■ **Excerpt**:
[aarch64-port-dev ] RFR: 8159063: aarch64: optimise unaligned array copy long

Andrew Dinn adinn at redhat.com
Wed Jun 22 12:18:05 UTC 2016

On 21/06/16 15:48, Andrew Haley wrote:
> On 21/06/16 15:25, Andrew Dinn wrote:
>> Andrew Haley, are you ok to go with this patch for JDK9 (once it is
>> agreed that we can proceed)?
> Yes.


Would it be possible to push this to JDK9 now? Andrew agrees that my
revised version of Ed's patch is preferable (it's provided below as an
export -- if you prefer I can provide a webrev).


Andrew Dinn
Senior Principal Software Engineer
Red Hat UK Ltd
Registered in England and Wales under Company Registration No. 03798903
Directors: Michael Cunningham, Michael ("Mike") O'Neill, Eric Shander
----- 8< -------- 8< -------- 8< -------- 8< -------- 8< -------- 8< ---
# HG changeset patch
# User enevill
# Date 1466073728 14400
#      Thu Jun 16 06:42:08 2016 -0400
# Node ID 9570d342c207e43ce262a9466eb862e68e790c54
# Parent  385eae4265489a6b9f92b6cc6ab37467c8454563
8159063: aarch64: optimise unaligned array copy long
Reviewed-by: aph, adinn

diff -r 385eae426548 -r 9570d342c207 src/cpu/aarch64/vm/globals_aarch64.hpp
--- a/src/cpu/aarch64/vm/globals_aarch64.hpp	Wed Jun 15 12:44:20 2016 +0200
+++ b/src/cpu/aarch64/vm/globals_aarch64.hpp	Thu Jun 16 06:42:08 2016 -0400
@@ -118,6 +118,7 @@
 // Don't attempt to use Neon on builtin sim until builtin sim supports it
 #define UseCRC32 false
 #define UseSIMDForMemoryOps    false
+#define AvoidUnalignedAcesses false

 #define UseBuiltinSim           false
@@ -144,6 +145,8 @@
           "Use CRC32 instructions for CRC32 computation")               \
   product(bool, UseSIMDForMemoryOps, false,                             \
           "Use SIMD instructions in generated memory move code")        \
+  product(bool, AvoidUnalignedAccesses, false,                          \
+          "Avoid generating unaligned memory accesses")                 \
   product(bool, UseLSE, false,                                          \
           "Use LSE instructions")                                       \
   product(bool, UseBlockZeroing, true,                                  \
diff -r 385eae426548 -r 9570d342c207
--- a/src/cpu/aarch64/vm/stubGenerator_aarch64.cpp	Wed Jun 15 12:44:20
2016 +0200
+++ b/src/cpu/aarch64/vm/stubGenerator_aarch64.cpp	Thu Jun 16 06:42:08
2016 -0400
@@ -801,6 +801,12 @@
     StubCodeMark mark(this, "StubRoutines", stub_name);
     __ align(CodeEntryAlignment);
     __ bind(start);
+    Label unaligned_copy_long;
+    if (AvoidUnalignedAccesses) {
+      __ tbnz(d, 3, unaligned_copy_long);
+    }
     if (direction == copy_forwards) {
       __ sub(s, s, bias);
       __ sub(d, d, bias);
@@ -901,6 +907,198 @@

     __ ret(lr);
+    if (AvoidUnalignedAccesses) {
+      Label drain, again;
+      // Register order for storing. Order is different for backward copy.

A run of records
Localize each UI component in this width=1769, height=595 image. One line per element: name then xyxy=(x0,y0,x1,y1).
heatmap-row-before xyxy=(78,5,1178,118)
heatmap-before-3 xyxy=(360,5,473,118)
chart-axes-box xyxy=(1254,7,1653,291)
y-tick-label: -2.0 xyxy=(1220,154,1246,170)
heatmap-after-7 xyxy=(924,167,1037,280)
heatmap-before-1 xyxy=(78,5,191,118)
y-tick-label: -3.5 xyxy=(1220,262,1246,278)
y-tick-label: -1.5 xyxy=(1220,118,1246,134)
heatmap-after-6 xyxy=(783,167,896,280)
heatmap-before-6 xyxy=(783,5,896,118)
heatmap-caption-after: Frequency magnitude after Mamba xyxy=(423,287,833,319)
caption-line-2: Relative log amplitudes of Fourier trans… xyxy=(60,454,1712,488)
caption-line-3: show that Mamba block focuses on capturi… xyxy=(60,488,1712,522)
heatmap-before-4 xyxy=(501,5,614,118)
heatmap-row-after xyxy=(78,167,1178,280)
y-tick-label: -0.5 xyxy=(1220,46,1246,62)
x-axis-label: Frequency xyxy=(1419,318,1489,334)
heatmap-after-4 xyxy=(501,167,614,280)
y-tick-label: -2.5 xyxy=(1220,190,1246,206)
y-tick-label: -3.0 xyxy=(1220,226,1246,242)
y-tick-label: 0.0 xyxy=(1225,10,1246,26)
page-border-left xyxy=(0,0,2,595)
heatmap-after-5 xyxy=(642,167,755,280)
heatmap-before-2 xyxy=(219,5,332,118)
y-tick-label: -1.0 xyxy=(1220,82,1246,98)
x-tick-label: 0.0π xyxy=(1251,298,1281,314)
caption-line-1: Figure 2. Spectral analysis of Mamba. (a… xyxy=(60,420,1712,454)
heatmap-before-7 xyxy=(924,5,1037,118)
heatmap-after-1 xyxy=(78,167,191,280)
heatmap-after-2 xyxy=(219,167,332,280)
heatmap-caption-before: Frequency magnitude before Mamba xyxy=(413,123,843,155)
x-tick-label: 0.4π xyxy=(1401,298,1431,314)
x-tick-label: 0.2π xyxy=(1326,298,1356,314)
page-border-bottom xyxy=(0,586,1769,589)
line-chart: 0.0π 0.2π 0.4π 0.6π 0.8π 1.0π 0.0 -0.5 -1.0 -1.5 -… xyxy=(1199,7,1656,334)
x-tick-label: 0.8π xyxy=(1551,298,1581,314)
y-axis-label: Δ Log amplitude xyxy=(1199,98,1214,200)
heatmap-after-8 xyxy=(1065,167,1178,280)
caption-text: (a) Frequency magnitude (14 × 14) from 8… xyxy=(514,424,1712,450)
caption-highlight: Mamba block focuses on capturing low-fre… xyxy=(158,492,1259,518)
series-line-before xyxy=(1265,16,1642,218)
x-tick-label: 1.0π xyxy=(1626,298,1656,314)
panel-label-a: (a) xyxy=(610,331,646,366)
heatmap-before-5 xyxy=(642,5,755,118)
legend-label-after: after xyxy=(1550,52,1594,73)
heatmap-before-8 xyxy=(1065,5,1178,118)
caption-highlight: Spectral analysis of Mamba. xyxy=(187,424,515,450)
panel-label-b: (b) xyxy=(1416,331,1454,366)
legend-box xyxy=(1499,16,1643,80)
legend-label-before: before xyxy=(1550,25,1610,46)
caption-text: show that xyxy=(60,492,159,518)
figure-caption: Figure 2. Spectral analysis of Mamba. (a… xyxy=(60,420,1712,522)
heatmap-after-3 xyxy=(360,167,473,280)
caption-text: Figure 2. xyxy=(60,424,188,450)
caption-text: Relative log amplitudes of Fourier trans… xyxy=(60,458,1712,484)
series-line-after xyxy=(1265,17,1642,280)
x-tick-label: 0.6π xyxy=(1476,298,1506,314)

■ **What the task asks**:
In the aarch64 array-copy patch post, what reason does the comment in globals_aarch64.hpp give for defining UseSIMDForMemoryOps as false in that block?

■ **Written answer**:
The comment directly above that block says not to attempt to use Neon on the builtin simulator until the simulator supports it. UseSIMDForMemoryOps is therefore defined as false there, so the generated memory move code does not use SIMD instructions under the builtin simulator.